#### What is required
Give the part of the listing below that opens with its first line and closes with the line containing "plus-sign: + [207, 378, 219, 404]", both included, as a JSON list of strings. Use one string per line and leave out blank lines.

#### Data excerpts
********
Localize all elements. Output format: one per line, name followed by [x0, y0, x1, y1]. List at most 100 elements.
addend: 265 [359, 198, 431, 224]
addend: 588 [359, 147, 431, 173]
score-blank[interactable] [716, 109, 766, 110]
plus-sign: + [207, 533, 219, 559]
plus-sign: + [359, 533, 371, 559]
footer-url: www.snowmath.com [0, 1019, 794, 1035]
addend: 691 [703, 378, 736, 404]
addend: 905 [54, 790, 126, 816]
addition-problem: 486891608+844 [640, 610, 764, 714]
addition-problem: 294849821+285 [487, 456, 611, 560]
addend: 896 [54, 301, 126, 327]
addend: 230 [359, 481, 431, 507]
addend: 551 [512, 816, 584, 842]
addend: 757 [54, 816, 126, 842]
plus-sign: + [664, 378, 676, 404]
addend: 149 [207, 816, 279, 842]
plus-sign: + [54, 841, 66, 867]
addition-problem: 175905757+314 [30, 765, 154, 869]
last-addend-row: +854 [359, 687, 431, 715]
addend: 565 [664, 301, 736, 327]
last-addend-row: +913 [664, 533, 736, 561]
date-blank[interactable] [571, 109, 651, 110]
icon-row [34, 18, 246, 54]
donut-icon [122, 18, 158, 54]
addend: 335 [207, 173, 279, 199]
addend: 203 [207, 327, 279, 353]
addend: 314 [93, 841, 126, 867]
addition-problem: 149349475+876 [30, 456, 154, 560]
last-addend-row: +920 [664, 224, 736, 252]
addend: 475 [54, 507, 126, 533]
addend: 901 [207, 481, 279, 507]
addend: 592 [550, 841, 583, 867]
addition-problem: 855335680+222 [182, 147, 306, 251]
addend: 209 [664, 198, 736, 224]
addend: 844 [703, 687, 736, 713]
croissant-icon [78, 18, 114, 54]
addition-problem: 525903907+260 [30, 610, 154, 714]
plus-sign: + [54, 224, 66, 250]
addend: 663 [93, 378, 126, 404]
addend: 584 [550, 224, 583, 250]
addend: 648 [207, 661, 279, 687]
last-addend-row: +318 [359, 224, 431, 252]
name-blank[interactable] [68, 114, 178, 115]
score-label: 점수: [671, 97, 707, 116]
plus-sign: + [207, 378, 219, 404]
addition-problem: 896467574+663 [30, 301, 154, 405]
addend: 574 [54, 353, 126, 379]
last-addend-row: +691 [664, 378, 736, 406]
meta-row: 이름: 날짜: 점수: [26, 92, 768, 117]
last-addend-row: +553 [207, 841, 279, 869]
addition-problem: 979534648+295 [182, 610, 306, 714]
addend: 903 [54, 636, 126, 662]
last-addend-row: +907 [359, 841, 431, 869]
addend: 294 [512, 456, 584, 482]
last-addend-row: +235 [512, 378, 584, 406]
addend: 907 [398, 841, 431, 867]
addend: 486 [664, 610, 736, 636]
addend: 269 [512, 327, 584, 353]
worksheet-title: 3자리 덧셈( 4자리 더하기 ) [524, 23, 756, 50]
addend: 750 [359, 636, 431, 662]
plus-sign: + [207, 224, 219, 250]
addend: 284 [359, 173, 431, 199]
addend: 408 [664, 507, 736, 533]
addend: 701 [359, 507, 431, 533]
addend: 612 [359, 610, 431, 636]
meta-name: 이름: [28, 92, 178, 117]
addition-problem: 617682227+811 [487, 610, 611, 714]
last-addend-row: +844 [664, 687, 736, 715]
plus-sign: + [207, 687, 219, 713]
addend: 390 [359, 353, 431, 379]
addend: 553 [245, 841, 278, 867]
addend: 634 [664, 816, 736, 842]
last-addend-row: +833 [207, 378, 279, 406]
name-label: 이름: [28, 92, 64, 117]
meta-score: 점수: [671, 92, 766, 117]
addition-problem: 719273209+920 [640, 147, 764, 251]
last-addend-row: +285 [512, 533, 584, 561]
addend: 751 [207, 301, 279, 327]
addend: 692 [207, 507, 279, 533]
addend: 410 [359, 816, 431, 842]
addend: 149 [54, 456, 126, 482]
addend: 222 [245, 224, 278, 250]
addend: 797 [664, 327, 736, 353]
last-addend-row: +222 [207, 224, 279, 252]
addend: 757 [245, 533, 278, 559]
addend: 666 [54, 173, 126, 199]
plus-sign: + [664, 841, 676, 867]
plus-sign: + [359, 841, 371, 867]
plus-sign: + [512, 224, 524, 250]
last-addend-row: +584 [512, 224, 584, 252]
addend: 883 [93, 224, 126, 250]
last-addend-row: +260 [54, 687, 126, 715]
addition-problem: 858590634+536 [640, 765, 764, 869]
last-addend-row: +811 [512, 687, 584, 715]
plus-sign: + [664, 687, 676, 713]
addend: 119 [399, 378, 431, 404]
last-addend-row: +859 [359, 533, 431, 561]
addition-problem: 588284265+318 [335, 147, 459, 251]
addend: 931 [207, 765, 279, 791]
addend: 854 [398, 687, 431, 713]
********
#### Task output
[
  "Localize all elements. Output format: one per line, name followed by [x0, y0, x1, y1]. List at most 100 elements.",
  "addend: 265 [359, 198, 431, 224]",
  "addend: 588 [359, 147, 431, 173]",
  "score-blank[interactable] [716, 109, 766, 110]",
  "plus-sign: + [207, 533, 219, 559]",
  "plus-sign: + [359, 533, 371, 559]",
  "footer-url: www.snowmath.com [0, 1019, 794, 1035]",
  "addend: 691 [703, 378, 736, 404]",
  "addend: 905 [54, 790, 126, 816]",
  "addition-problem: 486891608+844 [640, 610, 764, 714]",
  "addition-problem: 294849821+285 [487, 456, 611, 560]",
  "addend: 896 [54, 301, 126, 327]",
  "addend: 230 [359, 481, 431, 507]",
  "addend: 551 [512, 816, 584, 842]",
  "addend: 757 [54, 816, 126, 842]",
  "plus-sign: + [664, 378, 676, 404]",
  "addend: 149 [207, 816, 279, 842]",
  "plus-sign: + [54, 841, 66, 867]",
  "addition-problem: 175905757+314 [30, 765, 154, 869]",
  "last-addend-row: +854 [359, 687, 431, 715]",
  "addend: 565 [664, 301, 736, 327]",
  "last-addend-row: +913 [664, 533, 736, 561]",
  "date-blank[interactable] [571, 109, 651, 110]",
  "icon-row [34, 18, 246, 54]",
  "donut-icon [122, 18, 158, 54]",
  "addend: 335 [207, 173, 279, 199]",
  "addend: 203 [207, 327, 279, 353]",
  "addend: 314 [93, 841, 126, 867]",
  "addition-problem: 149349475+876 [30, 456, 154, 560]",
  "last-addend-row: +920 [664, 224, 736, 252]",
  "addend: 475 [54, 507, 126, 533]",
  "addend: 901 [207, 481, 279, 507]",
  "addend: 592 [550, 841, 583, 867]",
  "addition-problem: 855335680+222 [182, 147, 306, 251]",
  "addend: 209 [664, 198, 736, 224]",
  "addend: 844 [703, 687, 736, 713]",
  "croissant-icon [78, 18, 114, 54]",
  "addition-problem: 525903907+260 [30, 610, 154, 714]",
  "plus-sign: + [54, 224, 66, 250]",
  "addend: 663 [93, 378, 126, 404]",
  "addend: 584 [550, 224, 583, 250]",
  "addend: 648 [207, 661, 279, 687]",
  "last-addend-row: +318 [359, 224, 431, 252]",
  "name-blank[interactable] [68, 114, 178, 115]",
  "score-label: 점수: [671, 97, 707, 116]",
  "plus-sign: + [207, 378, 219, 404]"
]